>> start
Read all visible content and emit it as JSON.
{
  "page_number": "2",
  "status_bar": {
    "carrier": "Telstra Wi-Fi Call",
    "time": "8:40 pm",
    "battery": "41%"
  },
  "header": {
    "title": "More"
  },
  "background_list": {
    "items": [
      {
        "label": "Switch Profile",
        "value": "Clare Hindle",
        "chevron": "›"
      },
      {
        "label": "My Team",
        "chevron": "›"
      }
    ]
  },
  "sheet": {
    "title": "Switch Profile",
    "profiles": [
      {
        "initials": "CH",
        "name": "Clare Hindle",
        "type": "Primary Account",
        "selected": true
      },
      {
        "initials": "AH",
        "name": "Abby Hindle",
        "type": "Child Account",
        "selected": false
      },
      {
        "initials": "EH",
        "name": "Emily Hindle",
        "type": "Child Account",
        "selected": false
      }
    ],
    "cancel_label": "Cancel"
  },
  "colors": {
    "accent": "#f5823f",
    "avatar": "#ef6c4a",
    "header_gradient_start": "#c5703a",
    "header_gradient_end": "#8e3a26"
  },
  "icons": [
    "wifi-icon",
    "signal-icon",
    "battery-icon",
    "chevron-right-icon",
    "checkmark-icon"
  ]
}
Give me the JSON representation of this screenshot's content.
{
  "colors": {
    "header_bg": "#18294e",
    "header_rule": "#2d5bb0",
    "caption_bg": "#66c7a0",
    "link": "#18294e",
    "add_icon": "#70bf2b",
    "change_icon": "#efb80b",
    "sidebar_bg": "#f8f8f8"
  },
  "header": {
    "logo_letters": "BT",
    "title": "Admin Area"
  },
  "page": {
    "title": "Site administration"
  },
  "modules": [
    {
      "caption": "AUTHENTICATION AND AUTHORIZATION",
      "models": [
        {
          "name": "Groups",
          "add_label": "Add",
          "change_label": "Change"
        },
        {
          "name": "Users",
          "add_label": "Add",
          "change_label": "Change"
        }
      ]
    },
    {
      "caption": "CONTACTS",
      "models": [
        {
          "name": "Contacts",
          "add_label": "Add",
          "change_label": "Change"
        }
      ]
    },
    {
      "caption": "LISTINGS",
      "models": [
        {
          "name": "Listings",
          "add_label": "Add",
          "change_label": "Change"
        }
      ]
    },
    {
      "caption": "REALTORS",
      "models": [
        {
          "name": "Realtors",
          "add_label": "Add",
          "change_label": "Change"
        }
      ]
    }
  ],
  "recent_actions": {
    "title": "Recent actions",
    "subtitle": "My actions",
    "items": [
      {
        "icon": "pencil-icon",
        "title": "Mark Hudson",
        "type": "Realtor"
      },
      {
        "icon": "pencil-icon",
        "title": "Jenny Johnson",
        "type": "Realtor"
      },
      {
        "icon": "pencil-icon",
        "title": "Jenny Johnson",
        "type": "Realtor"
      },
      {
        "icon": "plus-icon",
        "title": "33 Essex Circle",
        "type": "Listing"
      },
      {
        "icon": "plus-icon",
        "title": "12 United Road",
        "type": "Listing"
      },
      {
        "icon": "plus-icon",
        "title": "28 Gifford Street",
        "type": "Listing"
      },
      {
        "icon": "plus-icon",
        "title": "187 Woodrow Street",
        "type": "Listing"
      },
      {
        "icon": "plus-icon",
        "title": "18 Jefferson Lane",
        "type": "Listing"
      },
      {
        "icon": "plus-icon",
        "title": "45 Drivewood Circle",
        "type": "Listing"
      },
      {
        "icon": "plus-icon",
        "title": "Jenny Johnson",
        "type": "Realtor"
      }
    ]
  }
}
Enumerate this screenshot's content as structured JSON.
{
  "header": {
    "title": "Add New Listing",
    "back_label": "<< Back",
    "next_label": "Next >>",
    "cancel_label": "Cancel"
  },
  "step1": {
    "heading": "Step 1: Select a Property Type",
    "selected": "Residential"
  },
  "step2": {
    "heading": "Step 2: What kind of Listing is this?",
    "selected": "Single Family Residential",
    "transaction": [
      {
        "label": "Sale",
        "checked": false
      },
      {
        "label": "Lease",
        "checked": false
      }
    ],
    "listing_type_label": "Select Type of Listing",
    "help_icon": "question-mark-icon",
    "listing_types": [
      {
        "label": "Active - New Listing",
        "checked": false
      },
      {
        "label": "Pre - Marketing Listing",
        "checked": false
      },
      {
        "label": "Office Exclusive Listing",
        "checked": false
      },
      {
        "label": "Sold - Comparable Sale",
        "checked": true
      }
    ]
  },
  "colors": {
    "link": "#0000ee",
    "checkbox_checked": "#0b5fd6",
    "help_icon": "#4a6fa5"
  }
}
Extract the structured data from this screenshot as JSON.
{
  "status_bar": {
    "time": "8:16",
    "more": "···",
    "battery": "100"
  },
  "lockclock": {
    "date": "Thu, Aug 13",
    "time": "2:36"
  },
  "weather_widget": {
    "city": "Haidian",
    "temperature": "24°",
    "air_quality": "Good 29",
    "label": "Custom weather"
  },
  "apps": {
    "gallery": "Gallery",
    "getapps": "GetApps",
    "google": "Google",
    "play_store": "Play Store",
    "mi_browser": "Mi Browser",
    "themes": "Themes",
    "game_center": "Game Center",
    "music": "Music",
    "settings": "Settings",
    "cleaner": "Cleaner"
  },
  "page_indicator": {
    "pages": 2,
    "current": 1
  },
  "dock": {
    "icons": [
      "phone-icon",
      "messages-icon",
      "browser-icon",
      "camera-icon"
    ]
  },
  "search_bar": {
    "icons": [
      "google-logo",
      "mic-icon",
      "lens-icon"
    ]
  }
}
>> end
• [Instructions to follow] Copy all the lines, exactly.

• [Result below]
Read all visible content and emit it as JSON.
{
  "page_number": "2",
  "status_bar": {
    "carrier": "Telstra Wi-Fi Call",
    "time": "8:40 pm",
    "battery": "41%"
  },
  "header": {
    "title": "More"
  },
  "background_list": {
    "items": [
      {
        "label": "Switch Profile",
        "value": "Clare Hindle",
        "chevron": "›"
      },
      {
        "label": "My Team",
        "chevron": "›"
      }
    ]
  },
  "sheet": {
    "title": "Switch Profile",
    "profiles": [
      {
        "initials": "CH",
        "name": "Clare Hindle",
        "type": "Primary Account",
        "selected": true
      },
      {
        "initials": "AH",
        "name": "Abby Hindle",
        "type": "Child Account",
        "selected": false
      },
      {
        "initials": "EH",
        "name": "Emily Hindle",
        "type": "Child Account",
        "selected": false
      }
    ],
    "cancel_label": "Cancel"
  },
  "colors": {
    "accent": "#f5823f",
    "avatar": "#ef6c4a",
    "header_gradient_start": "#c5703a",
    "header_gradient_end": "#8e3a26"
  },
  "icons": [
    "wifi-icon",
    "signal-icon",
    "battery-icon",
    "chevron-right-icon",
    "checkmark-icon"
  ]
}
Give me the JSON representation of this screenshot's content.
{
  "colors": {
    "header_bg": "#18294e",
    "header_rule": "#2d5bb0",
    "caption_bg": "#66c7a0",
    "link": "#18294e",
    "add_icon": "#70bf2b",
    "change_icon": "#efb80b",
    "sidebar_bg": "#f8f8f8"
  },
  "header": {
    "logo_letters": "BT",
    "title": "Admin Area"
  },
  "page": {
    "title": "Site administration"
  },
  "modules": [
    {
      "caption": "AUTHENTICATION AND AUTHORIZATION",
      "models": [
        {
          "name": "Groups",
          "add_label": "Add",
          "change_label": "Change"
        },
        {
          "name": "Users",
          "add_label": "Add",
          "change_label": "Change"
        }
      ]
    },
    {
      "caption": "CONTACTS",
      "models": [
        {
          "name": "Contacts",
          "add_label": "Add",
          "change_label": "Change"
        }
      ]
    },
    {
      "caption": "LISTINGS",
      "models": [
        {
          "name": "Listings",
          "add_label": "Add",
          "change_label": "Change"
        }
      ]
    },
    {
      "caption": "REALTORS",
      "models": [
        {
          "name": "Realtors",
          "add_label": "Add",
          "change_label": "Change"
        }
      ]
    }
  ],
  "recent_actions": {
    "title": "Recent actions",
    "subtitle": "My actions",
    "items": [
      {
        "icon": "pencil-icon",
        "title": "Mark Hudson",
        "type": "Realtor"
      },
      {
        "icon": "pencil-icon",
        "title": "Jenny Johnson",
        "type": "Realtor"
      },
      {
        "icon": "pencil-icon",
        "title": "Jenny Johnson",
        "type": "Realtor"
      },
      {
        "icon": "plus-icon",
        "title": "33 Essex Circle",
        "type": "Listing"
      },
      {
        "icon": "plus-icon",
        "title": "12 United Road",
        "type": "Listing"
      },
      {
        "icon": "plus-icon",
        "title": "28 Gifford Street",
        "type": "Listing"
      },
      {
        "icon": "plus-icon",
        "title": "187 Woodrow Street",
        "type": "Listing"
      },
      {
        "icon": "plus-icon",
        "title": "18 Jefferson Lane",
        "type": "Listing"
      },
      {
        "icon": "plus-icon",
        "title": "45 Drivewood Circle",
        "type": "Listing"
      },
      {
        "icon": "plus-icon",
        "title": "Jenny Johnson",
        "type": "Realtor"
      }
    ]
  }
}
Enumerate this screenshot's content as structured JSON.
{
  "header": {
    "title": "Add New Listing",
    "back_label": "<< Back",
    "next_label": "Next >>",
    "cancel_label": "Cancel"
  },
  "step1": {
    "heading": "Step 1: Select a Property Type",
    "selected": "Residential"
  },
  "step2": {
    "heading": "Step 2: What kind of Listing is this?",
    "selected": "Single Family Residential",
    "transaction": [
      {
        "label": "Sale",
        "checked": false
      },
      {
        "label": "Lease",
        "checked": false
      }
    ],
    "listing_type_label": "Select Type of Listing",
    "help_icon": "question-mark-icon",
    "listing_types": [
      {
        "label": "Active - New Listing",
        "checked": false
      },
      {
        "label": "Pre - Marketing Listing",
        "checked": false
      },
      {
        "label": "Office Exclusive Listing",
        "checked": false
      },
      {
        "label": "Sold - Comparable Sale",
        "checked": true
      }
    ]
  },
  "colors": {
    "link": "#0000ee",
    "checkbox_checked": "#0b5fd6",
    "help_icon": "#4a6fa5"
  }
}
Extract the structured data from this screenshot as JSON.
{
  "status_bar": {
    "time": "8:16",
    "more": "···",
    "battery": "100"
  },
  "lockclock": {
    "date": "Thu, Aug 13",
    "time": "2:36"
  },
  "weather_widget": {
    "city": "Haidian",
    "temperature": "24°",
    "air_quality": "Good 29",
    "label": "Custom weather"
  },
  "apps": {
    "gallery": "Gallery",
    "getapps": "GetApps",
    "google": "Google",
    "play_store": "Play Store",
    "mi_browser": "Mi Browser",
    "themes": "Themes",
    "game_center": "Game Center",
    "music": "Music",
    "settings": "Settings",
    "cleaner": "Cleaner"
  },
  "page_indicator": {
    "pages": 2,
    "current": 1
  },
  "dock": {
    "icons": [
      "phone-icon",
      "messages-icon",
      "browser-icon",
      "camera-icon"
    ]
  },
  "search_bar": {
    "icons": [
      "google-logo",
      "mic-icon",
      "lens-icon"
    ]
  }
}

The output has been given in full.